There was also some muck which this portal dug up with its centrifuge motion, slinging it up to be released. Old patterns of "love".
My teacher, Story Waters, presented in his StorySun Show on Saturday some old patterns in which he was dealing and what he found was a judgement against unconsciousness at the heart of it all. That has to be the mother of all judgements. Sort of like a root judgement as it then can branch out to so many areas and situations. This has been a judgement I have carried most of my life. I can easily see the heart of a situation and when people don't behave "right", it makes me annoyed, frustrated, and angry. I felt stuck because I did not know how to express the issue and get the other person to see it. If they could see it, would they be behaving in this way? Perhaps. Certainly, though, if you can't see what you are doing then you are unlikely to be able to have it pointed out to you. Until you are ready. There are those that probably do see the issue but still chose to behave in that manner anyway for they believe their behavior serves them. They do not see very far down the line, short sightedness.
I do hold people to a high standard of behavior. And get mad when they fall short. I take great care in my life to be conscious and come from a high level of integrity. However, we are all blind in some areas. On purpose, and that judgement is a self judgement of my own self imposed blindness. It is still difficult for me to come to terms with why I would have chosen to marry a psychopath. There was no other excuse other than self imposed blindness. I am still waiting for my life to unfold and show me why I chose it. If I knew, then it would be much easier to accept. I did it for this reason ____________ fill in the blank. Maybe it is just obvious and I am missing it. Perhaps it is not a bigger reason than who I am because of it. Or to have the experience of losing everything (everything is a bit dramatic but a whole god damn lot).

• [Direction 1]: According to the reflection on judgement, what did Story Waters find at the heart of the old patterns he presented?
• [Direction 2]: Please decide whether each statement agrees with the reflection on judgement, and answer yes or no with the deciding words of the text: (a) Story Waters presented the old patterns on his StorySun Show on Saturday. (b) The writer holds people to a low standard of behavior. (c) The writer already knows why they chose to marry a psychopath.

• [Data extracted from a collection]:
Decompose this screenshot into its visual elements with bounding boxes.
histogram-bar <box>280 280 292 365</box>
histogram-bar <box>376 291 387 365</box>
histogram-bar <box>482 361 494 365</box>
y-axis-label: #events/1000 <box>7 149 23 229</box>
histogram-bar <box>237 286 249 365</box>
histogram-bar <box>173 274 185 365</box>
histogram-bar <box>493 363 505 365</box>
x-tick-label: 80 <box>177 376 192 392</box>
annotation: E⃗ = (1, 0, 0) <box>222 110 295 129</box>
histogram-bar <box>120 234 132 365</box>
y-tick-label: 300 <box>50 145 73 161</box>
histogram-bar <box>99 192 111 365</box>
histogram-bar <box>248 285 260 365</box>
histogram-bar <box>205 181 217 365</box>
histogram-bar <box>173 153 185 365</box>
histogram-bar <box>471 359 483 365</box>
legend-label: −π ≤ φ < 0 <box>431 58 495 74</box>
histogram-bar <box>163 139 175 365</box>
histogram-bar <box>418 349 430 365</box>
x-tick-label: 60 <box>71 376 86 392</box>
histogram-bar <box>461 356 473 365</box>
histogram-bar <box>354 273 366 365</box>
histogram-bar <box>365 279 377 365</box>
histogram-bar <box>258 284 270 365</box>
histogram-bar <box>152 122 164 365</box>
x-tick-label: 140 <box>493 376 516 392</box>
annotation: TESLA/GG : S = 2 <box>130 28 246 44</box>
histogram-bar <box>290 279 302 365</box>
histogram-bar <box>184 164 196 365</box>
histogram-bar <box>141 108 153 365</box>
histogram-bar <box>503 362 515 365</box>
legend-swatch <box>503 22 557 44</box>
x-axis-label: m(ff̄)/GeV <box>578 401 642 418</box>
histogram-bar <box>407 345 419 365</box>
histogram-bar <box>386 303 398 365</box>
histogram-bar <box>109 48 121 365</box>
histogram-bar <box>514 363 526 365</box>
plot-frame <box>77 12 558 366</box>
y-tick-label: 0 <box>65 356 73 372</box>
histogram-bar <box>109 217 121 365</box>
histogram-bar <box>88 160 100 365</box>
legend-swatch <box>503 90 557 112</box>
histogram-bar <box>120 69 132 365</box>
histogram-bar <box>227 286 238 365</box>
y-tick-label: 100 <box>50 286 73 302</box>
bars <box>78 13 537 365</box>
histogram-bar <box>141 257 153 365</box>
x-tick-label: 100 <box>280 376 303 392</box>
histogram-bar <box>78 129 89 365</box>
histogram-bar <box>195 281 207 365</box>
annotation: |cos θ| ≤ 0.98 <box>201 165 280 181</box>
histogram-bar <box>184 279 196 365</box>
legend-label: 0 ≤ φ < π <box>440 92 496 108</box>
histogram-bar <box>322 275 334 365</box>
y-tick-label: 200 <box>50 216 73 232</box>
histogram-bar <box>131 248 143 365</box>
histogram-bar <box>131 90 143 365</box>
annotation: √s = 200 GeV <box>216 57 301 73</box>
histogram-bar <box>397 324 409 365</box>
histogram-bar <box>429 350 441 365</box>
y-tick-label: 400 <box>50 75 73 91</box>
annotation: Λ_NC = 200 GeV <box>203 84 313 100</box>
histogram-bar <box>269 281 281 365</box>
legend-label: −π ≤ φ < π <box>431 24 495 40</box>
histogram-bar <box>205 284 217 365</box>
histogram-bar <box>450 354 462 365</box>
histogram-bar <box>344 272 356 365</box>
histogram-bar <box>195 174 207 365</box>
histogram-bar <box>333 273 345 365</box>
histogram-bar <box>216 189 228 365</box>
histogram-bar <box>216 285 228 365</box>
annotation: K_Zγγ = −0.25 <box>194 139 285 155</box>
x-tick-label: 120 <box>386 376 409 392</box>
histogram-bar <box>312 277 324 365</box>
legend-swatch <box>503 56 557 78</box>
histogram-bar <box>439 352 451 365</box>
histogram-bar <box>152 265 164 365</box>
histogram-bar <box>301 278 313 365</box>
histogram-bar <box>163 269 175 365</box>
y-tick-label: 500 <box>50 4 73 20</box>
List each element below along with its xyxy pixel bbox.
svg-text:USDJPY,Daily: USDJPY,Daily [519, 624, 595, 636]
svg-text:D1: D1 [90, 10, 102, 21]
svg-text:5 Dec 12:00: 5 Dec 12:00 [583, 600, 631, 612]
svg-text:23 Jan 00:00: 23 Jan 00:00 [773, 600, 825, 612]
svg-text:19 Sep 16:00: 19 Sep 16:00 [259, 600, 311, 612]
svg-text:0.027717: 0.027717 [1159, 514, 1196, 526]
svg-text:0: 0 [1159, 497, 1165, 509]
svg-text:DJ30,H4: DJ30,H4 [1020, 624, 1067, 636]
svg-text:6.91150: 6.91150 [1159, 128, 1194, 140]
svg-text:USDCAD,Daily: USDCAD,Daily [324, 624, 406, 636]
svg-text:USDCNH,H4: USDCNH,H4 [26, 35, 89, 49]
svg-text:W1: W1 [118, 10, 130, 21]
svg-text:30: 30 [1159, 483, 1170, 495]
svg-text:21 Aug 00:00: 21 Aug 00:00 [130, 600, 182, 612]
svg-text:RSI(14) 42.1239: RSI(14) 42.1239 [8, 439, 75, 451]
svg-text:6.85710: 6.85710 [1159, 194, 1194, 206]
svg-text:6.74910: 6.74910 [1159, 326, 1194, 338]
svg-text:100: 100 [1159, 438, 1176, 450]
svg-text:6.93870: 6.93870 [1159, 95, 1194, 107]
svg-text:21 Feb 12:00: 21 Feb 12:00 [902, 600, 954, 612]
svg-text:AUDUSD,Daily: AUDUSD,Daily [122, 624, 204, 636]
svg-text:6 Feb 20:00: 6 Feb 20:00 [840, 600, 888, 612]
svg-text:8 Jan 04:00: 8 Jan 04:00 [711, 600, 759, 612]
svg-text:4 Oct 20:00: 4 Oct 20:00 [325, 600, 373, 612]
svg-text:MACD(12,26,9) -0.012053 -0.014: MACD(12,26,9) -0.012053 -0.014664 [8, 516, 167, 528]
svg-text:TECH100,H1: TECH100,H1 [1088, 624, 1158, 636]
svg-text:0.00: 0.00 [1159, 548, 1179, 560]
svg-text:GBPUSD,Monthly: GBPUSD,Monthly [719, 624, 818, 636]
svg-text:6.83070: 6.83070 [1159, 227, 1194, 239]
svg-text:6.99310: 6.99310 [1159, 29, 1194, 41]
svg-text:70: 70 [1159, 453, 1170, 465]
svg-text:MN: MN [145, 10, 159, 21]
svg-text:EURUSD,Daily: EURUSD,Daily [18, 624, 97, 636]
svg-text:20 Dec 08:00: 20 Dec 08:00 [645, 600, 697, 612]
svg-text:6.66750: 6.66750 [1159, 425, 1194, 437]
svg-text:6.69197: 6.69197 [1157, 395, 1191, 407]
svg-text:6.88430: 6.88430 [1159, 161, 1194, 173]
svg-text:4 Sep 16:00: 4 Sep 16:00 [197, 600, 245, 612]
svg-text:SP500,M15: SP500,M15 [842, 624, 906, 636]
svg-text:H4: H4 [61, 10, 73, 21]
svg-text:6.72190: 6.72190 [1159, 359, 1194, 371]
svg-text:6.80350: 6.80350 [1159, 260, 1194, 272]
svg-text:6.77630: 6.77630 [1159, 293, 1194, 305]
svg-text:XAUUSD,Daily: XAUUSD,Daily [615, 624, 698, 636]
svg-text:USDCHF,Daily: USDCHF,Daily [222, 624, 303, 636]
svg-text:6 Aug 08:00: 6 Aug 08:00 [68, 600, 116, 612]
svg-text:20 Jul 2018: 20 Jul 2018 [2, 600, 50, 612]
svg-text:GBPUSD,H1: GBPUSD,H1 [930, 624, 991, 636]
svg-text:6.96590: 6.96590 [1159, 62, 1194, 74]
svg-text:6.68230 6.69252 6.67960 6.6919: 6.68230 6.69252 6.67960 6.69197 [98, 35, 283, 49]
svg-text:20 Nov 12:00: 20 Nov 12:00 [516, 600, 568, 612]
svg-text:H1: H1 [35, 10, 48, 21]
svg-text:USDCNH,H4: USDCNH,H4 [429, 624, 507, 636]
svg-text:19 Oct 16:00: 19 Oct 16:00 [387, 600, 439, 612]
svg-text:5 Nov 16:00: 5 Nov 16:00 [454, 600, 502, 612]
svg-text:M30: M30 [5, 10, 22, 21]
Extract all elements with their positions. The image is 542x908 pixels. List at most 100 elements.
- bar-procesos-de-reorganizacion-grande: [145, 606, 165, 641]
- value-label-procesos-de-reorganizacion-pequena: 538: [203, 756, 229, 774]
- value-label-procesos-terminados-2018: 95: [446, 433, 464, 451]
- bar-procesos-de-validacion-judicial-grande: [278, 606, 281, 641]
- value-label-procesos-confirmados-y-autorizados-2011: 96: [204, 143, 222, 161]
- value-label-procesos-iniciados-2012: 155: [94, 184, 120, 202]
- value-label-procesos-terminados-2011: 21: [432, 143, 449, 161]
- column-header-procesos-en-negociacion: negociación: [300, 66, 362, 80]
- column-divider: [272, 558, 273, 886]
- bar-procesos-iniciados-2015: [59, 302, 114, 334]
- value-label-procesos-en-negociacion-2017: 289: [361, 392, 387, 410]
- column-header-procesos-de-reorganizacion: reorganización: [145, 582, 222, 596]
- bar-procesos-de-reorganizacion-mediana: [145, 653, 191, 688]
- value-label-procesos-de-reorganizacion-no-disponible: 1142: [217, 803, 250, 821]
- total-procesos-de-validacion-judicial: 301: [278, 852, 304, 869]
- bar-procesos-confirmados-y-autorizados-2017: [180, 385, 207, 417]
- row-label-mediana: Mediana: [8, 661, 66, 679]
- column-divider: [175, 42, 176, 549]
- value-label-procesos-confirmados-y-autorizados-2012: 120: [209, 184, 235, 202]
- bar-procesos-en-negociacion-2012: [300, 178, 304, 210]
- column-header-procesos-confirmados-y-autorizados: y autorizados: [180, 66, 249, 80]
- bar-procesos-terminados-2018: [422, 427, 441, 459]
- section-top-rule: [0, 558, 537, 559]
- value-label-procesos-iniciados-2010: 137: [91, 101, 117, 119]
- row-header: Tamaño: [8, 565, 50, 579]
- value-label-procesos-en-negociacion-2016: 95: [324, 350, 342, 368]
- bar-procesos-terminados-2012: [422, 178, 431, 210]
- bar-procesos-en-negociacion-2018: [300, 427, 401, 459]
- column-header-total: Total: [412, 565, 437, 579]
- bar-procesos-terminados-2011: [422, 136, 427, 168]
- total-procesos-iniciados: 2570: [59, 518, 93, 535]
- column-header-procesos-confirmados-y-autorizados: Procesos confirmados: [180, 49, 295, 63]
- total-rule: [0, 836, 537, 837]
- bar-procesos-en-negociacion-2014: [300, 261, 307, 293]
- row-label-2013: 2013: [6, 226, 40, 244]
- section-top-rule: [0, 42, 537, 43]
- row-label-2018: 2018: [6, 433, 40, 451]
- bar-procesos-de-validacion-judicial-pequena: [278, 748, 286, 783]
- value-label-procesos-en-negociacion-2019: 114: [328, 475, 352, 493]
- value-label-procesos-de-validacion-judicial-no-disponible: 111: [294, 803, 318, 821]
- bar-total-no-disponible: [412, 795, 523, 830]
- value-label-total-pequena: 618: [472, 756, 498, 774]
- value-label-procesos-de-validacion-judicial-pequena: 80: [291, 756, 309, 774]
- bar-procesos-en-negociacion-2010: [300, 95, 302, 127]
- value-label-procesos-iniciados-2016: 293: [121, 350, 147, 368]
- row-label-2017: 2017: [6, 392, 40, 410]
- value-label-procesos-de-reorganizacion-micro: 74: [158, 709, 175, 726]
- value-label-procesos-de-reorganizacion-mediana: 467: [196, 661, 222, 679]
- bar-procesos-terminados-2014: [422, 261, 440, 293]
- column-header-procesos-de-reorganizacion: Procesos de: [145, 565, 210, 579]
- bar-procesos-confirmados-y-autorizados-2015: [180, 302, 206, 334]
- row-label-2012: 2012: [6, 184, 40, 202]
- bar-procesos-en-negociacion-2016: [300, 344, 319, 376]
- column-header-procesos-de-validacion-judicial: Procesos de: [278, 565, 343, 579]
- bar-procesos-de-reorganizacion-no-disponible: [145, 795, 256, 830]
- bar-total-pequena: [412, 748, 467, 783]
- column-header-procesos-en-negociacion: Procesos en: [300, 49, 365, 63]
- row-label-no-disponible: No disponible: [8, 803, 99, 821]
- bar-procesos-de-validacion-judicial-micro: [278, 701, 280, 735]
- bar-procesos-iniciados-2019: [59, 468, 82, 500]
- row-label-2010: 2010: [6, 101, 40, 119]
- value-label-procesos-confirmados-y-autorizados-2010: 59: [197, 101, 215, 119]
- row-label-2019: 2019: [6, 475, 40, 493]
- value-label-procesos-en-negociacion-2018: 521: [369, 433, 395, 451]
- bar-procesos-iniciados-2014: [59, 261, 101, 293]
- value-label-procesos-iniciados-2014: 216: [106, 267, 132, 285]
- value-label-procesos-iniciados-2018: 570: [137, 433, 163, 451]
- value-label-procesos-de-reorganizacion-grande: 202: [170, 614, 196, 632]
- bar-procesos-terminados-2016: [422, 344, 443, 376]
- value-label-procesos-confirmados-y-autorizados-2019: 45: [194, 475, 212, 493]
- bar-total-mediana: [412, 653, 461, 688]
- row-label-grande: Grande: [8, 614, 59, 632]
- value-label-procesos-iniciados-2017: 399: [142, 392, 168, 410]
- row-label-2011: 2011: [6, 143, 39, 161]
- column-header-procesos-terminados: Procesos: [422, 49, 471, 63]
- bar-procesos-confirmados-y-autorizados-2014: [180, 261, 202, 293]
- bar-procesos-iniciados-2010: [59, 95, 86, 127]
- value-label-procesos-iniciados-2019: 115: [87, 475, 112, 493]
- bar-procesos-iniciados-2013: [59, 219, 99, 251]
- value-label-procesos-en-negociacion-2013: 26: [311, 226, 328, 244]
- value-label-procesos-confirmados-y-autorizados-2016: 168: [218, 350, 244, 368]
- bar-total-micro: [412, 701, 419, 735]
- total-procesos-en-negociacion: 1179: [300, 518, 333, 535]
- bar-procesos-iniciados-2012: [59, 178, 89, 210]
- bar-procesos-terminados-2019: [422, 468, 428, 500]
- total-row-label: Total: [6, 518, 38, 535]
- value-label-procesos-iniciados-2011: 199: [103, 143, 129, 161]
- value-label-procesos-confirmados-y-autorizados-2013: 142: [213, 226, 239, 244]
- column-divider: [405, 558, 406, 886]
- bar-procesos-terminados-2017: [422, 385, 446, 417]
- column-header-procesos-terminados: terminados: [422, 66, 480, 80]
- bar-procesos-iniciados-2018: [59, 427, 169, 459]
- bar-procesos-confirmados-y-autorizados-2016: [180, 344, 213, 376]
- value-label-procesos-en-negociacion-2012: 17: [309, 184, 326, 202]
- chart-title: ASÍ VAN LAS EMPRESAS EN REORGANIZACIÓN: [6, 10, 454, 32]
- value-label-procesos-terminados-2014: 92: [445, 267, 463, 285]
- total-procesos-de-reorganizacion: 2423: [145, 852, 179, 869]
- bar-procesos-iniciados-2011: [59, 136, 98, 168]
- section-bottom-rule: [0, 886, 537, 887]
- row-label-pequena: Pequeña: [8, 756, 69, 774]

• [Problem solution 1]: A judgement against unconsciousness.

• [Problem solution 2]:
(a) Yes: "presented in his StorySun Show on Saturday some old patterns"
(b) No: "I do hold people to a high standard of behavior."
(c) No: "I am still waiting for my life to unfold and show me why I chose it."